_Set exercise:_
Provide an exact transcription of all the records.

------ Dataset rows

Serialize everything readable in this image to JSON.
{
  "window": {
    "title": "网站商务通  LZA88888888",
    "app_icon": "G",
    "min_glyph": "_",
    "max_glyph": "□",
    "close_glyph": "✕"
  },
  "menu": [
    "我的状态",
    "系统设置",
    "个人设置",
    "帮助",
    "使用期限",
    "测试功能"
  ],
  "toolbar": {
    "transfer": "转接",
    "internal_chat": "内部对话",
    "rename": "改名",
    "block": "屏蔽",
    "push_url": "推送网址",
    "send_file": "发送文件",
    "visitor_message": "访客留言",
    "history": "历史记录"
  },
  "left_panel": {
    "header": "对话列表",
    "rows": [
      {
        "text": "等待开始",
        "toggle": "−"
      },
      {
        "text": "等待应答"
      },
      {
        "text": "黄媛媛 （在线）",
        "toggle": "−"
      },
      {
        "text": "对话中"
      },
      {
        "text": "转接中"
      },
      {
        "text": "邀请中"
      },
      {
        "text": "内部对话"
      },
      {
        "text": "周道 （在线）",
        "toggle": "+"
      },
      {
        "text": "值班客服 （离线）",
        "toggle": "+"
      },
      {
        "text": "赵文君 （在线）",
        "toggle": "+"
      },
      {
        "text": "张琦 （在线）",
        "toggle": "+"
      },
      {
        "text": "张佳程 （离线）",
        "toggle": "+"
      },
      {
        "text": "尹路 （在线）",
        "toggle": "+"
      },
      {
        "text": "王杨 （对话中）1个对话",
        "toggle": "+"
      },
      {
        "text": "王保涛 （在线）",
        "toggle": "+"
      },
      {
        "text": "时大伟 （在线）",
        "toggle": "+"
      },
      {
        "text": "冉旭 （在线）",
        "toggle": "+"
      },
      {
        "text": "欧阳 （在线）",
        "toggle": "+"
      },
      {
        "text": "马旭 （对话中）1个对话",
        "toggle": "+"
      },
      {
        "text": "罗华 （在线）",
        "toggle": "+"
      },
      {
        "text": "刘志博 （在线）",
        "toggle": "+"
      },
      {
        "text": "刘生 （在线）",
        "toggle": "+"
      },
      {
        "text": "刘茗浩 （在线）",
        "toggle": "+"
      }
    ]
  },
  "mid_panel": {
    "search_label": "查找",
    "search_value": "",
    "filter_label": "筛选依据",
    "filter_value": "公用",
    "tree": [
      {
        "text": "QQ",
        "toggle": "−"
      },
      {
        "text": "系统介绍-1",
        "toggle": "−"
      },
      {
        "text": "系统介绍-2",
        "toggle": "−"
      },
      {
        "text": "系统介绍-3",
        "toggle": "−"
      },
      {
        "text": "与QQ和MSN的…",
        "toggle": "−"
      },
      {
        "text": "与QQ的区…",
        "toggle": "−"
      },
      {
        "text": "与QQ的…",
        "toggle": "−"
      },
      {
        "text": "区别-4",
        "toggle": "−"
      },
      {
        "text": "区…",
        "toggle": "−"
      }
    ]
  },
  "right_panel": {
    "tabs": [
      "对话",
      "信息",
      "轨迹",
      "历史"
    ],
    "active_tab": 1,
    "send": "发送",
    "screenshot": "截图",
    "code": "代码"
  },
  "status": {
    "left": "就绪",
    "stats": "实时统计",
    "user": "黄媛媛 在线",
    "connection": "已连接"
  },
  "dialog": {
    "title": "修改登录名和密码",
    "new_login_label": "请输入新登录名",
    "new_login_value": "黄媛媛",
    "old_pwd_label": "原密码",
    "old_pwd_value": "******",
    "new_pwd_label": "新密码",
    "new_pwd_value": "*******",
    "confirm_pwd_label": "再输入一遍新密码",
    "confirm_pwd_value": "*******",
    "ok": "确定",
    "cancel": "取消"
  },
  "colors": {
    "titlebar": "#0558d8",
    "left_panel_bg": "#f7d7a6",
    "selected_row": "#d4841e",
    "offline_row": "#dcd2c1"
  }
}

------------

_Answer in full:_
Serialize everything readable in this image to JSON.
{
  "window": {
    "title": "网站商务通  LZA88888888",
    "app_icon": "G",
    "min_glyph": "_",
    "max_glyph": "□",
    "close_glyph": "✕"
  },
  "menu": [
    "我的状态",
    "系统设置",
    "个人设置",
    "帮助",
    "使用期限",
    "测试功能"
  ],
  "toolbar": {
    "transfer": "转接",
    "internal_chat": "内部对话",
    "rename": "改名",
    "block": "屏蔽",
    "push_url": "推送网址",
    "send_file": "发送文件",
    "visitor_message": "访客留言",
    "history": "历史记录"
  },
  "left_panel": {
    "header": "对话列表",
    "rows": [
      {
        "text": "等待开始",
        "toggle": "−"
      },
      {
        "text": "等待应答"
      },
      {
        "text": "黄媛媛 （在线）",
        "toggle": "−"
      },
      {
        "text": "对话中"
      },
      {
        "text": "转接中"
      },
      {
        "text": "邀请中"
      },
      {
        "text": "内部对话"
      },
      {
        "text": "周道 （在线）",
        "toggle": "+"
      },
      {
        "text": "值班客服 （离线）",
        "toggle": "+"
      },
      {
        "text": "赵文君 （在线）",
        "toggle": "+"
      },
      {
        "text": "张琦 （在线）",
        "toggle": "+"
      },
      {
        "text": "张佳程 （离线）",
        "toggle": "+"
      },
      {
        "text": "尹路 （在线）",
        "toggle": "+"
      },
      {
        "text": "王杨 （对话中）1个对话",
        "toggle": "+"
      },
      {
        "text": "王保涛 （在线）",
        "toggle": "+"
      },
      {
        "text": "时大伟 （在线）",
        "toggle": "+"
      },
      {
        "text": "冉旭 （在线）",
        "toggle": "+"
      },
      {
        "text": "欧阳 （在线）",
        "toggle": "+"
      },
      {
        "text": "马旭 （对话中）1个对话",
        "toggle": "+"
      },
      {
        "text": "罗华 （在线）",
        "toggle": "+"
      },
      {
        "text": "刘志博 （在线）",
        "toggle": "+"
      },
      {
        "text": "刘生 （在线）",
        "toggle": "+"
      },
      {
        "text": "刘茗浩 （在线）",
        "toggle": "+"
      }
    ]
  },
  "mid_panel": {
    "search_label": "查找",
    "search_value": "",
    "filter_label": "筛选依据",
    "filter_value": "公用",
    "tree": [
      {
        "text": "QQ",
        "toggle": "−"
      },
      {
        "text": "系统介绍-1",
        "toggle": "−"
      },
      {
        "text": "系统介绍-2",
        "toggle": "−"
      },
      {
        "text": "系统介绍-3",
        "toggle": "−"
      },
      {
        "text": "与QQ和MSN的…",
        "toggle": "−"
      },
      {
        "text": "与QQ的区…",
        "toggle": "−"
      },
      {
        "text": "与QQ的…",
        "toggle": "−"
      },
      {
        "text": "区别-4",
        "toggle": "−"
      },
      {
        "text": "区…",
        "toggle": "−"
      }
    ]
  },
  "right_panel": {
    "tabs": [
      "对话",
      "信息",
      "轨迹",
      "历史"
    ],
    "active_tab": 1,
    "send": "发送",
    "screenshot": "截图",
    "code": "代码"
  },
  "status": {
    "left": "就绪",
    "stats": "实时统计",
    "user": "黄媛媛 在线",
    "connection": "已连接"
  },
  "dialog": {
    "title": "修改登录名和密码",
    "new_login_label": "请输入新登录名",
    "new_login_value": "黄媛媛",
    "old_pwd_label": "原密码",
    "old_pwd_value": "******",
    "new_pwd_label": "新密码",
    "new_pwd_value": "*******",
    "confirm_pwd_label": "再输入一遍新密码",
    "confirm_pwd_value": "*******",
    "ok": "确定",
    "cancel": "取消"
  },
  "colors": {
    "titlebar": "#0558d8",
    "left_panel_bg": "#f7d7a6",
    "selected_row": "#d4841e",
    "offline_row": "#dcd2c1"
  }
}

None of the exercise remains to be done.